━━━ Task material ━━━

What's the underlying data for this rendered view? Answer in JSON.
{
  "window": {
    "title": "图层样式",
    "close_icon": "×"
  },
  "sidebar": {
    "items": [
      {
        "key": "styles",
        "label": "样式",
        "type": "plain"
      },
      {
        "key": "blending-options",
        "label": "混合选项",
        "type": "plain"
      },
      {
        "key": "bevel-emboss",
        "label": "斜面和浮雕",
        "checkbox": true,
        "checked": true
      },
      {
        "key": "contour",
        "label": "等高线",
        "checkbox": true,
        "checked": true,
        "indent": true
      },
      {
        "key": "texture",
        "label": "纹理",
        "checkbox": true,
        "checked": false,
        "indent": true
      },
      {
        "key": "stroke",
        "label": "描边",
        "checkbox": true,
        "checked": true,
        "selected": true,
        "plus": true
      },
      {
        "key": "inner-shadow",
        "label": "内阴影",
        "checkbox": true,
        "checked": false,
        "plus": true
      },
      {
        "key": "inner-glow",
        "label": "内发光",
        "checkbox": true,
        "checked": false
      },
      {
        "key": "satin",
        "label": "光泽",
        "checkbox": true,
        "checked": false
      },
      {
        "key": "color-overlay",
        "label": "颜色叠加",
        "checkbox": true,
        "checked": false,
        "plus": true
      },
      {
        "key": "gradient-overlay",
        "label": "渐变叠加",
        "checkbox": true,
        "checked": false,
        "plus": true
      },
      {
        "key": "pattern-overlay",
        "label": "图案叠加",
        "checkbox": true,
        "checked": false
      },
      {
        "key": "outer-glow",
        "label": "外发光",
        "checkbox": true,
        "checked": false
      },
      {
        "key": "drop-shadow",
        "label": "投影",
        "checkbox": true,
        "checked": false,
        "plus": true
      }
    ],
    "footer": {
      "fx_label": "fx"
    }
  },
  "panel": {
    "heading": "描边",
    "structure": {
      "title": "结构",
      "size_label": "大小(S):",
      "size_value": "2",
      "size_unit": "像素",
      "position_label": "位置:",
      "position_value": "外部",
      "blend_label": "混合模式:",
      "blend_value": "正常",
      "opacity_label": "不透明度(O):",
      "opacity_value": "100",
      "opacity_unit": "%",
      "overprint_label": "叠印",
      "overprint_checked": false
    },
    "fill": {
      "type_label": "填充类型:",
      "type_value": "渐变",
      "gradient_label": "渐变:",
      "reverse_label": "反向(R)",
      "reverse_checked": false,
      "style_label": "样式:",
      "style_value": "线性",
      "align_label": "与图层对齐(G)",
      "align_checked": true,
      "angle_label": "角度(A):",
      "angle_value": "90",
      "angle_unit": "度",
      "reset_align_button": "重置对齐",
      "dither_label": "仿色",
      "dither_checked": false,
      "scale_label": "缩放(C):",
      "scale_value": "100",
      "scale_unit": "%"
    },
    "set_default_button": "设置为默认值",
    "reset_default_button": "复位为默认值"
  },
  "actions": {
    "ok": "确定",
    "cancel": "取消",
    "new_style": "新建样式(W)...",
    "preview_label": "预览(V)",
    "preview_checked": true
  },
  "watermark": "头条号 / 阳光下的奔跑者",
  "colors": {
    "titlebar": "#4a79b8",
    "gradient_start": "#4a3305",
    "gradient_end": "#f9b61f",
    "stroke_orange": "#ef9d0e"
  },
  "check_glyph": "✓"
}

━━━

◆ Directions: Print all of the entries again, exactly as written.

◆ The response:
What's the underlying data for this rendered view? Answer in JSON.
{
  "window": {
    "title": "图层样式",
    "close_icon": "×"
  },
  "sidebar": {
    "items": [
      {
        "key": "styles",
        "label": "样式",
        "type": "plain"
      },
      {
        "key": "blending-options",
        "label": "混合选项",
        "type": "plain"
      },
      {
        "key": "bevel-emboss",
        "label": "斜面和浮雕",
        "checkbox": true,
        "checked": true
      },
      {
        "key": "contour",
        "label": "等高线",
        "checkbox": true,
        "checked": true,
        "indent": true
      },
      {
        "key": "texture",
        "label": "纹理",
        "checkbox": true,
        "checked": false,
        "indent": true
      },
      {
        "key": "stroke",
        "label": "描边",
        "checkbox": true,
        "checked": true,
        "selected": true,
        "plus": true
      },
      {
        "key": "inner-shadow",
        "label": "内阴影",
        "checkbox": true,
        "checked": false,
        "plus": true
      },
      {
        "key": "inner-glow",
        "label": "内发光",
        "checkbox": true,
        "checked": false
      },
      {
        "key": "satin",
        "label": "光泽",
        "checkbox": true,
        "checked": false
      },
      {
        "key": "color-overlay",
        "label": "颜色叠加",
        "checkbox": true,
        "checked": false,
        "plus": true
      },
      {
        "key": "gradient-overlay",
        "label": "渐变叠加",
        "checkbox": true,
        "checked": false,
        "plus": true
      },
      {
        "key": "pattern-overlay",
        "label": "图案叠加",
        "checkbox": true,
        "checked": false
      },
      {
        "key": "outer-glow",
        "label": "外发光",
        "checkbox": true,
        "checked": false
      },
      {
        "key": "drop-shadow",
        "label": "投影",
        "checkbox": true,
        "checked": false,
        "plus": true
      }
    ],
    "footer": {
      "fx_label": "fx"
    }
  },
  "panel": {
    "heading": "描边",
    "structure": {
      "title": "结构",
      "size_label": "大小(S):",
      "size_value": "2",
      "size_unit": "像素",
      "position_label": "位置:",
      "position_value": "外部",
      "blend_label": "混合模式:",
      "blend_value": "正常",
      "opacity_label": "不透明度(O):",
      "opacity_value": "100",
      "opacity_unit": "%",
      "overprint_label": "叠印",
      "overprint_checked": false
    },
    "fill": {
      "type_label": "填充类型:",
      "type_value": "渐变",
      "gradient_label": "渐变:",
      "reverse_label": "反向(R)",
      "reverse_checked": false,
      "style_label": "样式:",
      "style_value": "线性",
      "align_label": "与图层对齐(G)",
      "align_checked": true,
      "angle_label": "角度(A):",
      "angle_value": "90",
      "angle_unit": "度",
      "reset_align_button": "重置对齐",
      "dither_label": "仿色",
      "dither_checked": false,
      "scale_label": "缩放(C):",
      "scale_value": "100",
      "scale_unit": "%"
    },
    "set_default_button": "设置为默认值",
    "reset_default_button": "复位为默认值"
  },
  "actions": {
    "ok": "确定",
    "cancel": "取消",
    "new_style": "新建样式(W)...",
    "preview_label": "预览(V)",
    "preview_checked": true
  },
  "watermark": "头条号 / 阳光下的奔跑者",
  "colors": {
    "titlebar": "#4a79b8",
    "gradient_start": "#4a3305",
    "gradient_end": "#f9b61f",
    "stroke_orange": "#ef9d0e"
  },
  "check_glyph": "✓"
}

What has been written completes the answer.